**Instruction**
Single out each line with the word "JSON" and copy it.

**Data provided**
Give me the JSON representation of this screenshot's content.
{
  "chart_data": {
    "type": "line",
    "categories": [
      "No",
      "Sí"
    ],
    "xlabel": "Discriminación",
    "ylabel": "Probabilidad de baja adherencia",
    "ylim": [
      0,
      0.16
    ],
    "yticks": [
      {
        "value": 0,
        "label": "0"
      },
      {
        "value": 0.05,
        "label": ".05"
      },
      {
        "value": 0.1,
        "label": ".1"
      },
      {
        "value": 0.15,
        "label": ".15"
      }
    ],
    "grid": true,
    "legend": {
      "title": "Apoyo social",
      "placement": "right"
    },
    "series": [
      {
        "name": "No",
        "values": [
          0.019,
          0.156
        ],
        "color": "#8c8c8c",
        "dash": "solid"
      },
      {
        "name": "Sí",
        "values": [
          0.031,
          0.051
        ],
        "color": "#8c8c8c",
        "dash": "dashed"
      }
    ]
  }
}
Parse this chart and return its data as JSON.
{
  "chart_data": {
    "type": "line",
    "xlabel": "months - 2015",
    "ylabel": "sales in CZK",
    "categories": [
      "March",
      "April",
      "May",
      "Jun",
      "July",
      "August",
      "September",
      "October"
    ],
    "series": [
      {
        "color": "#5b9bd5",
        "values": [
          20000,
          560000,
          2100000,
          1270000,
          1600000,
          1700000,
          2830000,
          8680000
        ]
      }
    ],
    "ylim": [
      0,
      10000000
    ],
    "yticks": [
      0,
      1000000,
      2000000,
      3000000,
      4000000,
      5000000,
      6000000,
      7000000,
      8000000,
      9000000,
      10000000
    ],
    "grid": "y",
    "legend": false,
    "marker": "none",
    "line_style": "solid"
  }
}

**Result of this exercise**
Give me the JSON representation of this screenshot's content.
Parse this chart and return its data as JSON.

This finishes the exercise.